Task to carry out: Go through the records and copy each line where the word "letter" occurs.

Provided data:
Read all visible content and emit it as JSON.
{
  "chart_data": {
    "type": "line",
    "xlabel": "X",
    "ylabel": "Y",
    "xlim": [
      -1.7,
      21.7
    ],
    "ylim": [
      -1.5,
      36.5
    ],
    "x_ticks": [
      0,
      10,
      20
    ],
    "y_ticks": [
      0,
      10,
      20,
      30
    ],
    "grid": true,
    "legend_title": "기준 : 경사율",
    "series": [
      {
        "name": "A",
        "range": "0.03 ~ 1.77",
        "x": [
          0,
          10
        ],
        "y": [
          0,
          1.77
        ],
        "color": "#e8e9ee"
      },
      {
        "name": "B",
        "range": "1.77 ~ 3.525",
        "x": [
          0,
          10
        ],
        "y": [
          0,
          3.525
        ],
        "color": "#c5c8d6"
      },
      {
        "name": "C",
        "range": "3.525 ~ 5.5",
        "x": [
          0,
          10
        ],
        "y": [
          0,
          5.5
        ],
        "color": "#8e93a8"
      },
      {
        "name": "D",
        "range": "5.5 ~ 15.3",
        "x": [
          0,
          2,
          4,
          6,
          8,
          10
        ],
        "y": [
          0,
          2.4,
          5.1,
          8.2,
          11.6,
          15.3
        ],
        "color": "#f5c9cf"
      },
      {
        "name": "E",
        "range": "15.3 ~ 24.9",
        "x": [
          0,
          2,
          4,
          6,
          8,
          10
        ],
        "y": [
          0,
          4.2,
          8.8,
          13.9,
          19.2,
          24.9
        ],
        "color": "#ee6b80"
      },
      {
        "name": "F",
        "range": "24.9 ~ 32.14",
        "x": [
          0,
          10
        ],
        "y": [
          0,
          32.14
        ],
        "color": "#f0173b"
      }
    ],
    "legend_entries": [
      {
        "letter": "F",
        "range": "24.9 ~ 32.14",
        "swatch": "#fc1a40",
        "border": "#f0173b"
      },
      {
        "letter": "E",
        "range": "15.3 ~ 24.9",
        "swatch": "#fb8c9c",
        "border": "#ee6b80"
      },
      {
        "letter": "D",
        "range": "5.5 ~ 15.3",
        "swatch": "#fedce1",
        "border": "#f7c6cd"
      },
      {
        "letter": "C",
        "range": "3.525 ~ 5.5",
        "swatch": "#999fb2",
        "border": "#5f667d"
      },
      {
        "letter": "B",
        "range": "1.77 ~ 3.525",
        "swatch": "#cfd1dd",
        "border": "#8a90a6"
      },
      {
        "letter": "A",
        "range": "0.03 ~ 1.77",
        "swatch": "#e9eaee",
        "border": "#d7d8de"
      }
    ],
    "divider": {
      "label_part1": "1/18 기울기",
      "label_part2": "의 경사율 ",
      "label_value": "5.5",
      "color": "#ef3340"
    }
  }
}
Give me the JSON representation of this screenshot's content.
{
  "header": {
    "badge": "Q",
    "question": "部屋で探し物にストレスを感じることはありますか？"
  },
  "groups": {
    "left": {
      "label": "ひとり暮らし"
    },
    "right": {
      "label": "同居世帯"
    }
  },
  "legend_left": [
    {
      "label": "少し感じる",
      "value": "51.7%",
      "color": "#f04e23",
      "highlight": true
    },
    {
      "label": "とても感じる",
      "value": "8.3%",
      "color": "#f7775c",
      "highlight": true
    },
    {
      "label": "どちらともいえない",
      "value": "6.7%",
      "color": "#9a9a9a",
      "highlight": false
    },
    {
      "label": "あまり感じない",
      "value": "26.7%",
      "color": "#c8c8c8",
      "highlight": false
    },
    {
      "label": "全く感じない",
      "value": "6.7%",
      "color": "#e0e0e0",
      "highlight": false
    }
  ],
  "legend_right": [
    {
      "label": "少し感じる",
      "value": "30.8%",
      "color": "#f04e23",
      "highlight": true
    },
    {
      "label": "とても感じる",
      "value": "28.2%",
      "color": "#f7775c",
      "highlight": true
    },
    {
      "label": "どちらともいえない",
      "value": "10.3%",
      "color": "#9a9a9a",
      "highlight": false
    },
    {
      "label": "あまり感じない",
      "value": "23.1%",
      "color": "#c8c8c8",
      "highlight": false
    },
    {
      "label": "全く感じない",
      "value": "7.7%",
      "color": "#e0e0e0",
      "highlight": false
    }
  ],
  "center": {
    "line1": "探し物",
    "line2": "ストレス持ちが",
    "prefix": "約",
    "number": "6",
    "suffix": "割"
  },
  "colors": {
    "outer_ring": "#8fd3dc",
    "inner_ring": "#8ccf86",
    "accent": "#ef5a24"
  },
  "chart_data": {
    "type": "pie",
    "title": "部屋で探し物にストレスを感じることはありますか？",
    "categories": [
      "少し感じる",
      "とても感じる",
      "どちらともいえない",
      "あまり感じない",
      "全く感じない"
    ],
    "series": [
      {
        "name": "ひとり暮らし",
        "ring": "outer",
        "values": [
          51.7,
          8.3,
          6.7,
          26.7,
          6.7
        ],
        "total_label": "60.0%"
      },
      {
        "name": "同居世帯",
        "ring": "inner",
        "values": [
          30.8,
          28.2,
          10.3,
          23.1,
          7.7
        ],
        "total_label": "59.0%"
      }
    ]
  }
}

Full response:
        "letter": "F",
        "letter": "E",
        "letter": "D",
        "letter": "C",
        "letter": "B",
        "letter": "A",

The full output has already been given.